Start Material provided

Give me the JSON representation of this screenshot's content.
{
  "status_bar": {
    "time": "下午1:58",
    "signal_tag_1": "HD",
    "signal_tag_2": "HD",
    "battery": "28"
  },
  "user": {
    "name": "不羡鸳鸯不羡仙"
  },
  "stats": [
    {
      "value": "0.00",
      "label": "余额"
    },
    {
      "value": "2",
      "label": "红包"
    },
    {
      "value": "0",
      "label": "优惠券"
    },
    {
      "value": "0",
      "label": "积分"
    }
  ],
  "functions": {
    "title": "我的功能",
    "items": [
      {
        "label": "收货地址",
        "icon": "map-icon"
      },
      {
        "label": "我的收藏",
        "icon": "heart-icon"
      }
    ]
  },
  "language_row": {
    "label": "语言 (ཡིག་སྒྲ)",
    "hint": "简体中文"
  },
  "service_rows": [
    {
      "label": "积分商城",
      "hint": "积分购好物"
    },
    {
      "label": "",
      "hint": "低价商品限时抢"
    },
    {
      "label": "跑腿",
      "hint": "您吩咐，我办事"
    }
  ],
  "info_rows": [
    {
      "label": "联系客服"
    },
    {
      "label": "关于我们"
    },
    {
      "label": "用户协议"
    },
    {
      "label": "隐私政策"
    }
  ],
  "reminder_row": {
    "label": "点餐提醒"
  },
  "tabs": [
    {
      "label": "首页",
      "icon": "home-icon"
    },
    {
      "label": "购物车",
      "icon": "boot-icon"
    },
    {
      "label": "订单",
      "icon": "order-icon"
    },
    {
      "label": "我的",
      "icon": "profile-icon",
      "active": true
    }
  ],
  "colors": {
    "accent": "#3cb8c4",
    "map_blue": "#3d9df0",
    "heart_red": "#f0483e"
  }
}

End Material provided

#### Directions
Look through the material above and pick out each line holding the word "icon".

#### Reply
        "icon": "map-icon"
        "icon": "heart-icon"
      "icon": "home-icon"
      "icon": "boot-icon"
      "icon": "order-icon"
      "icon": "profile-icon",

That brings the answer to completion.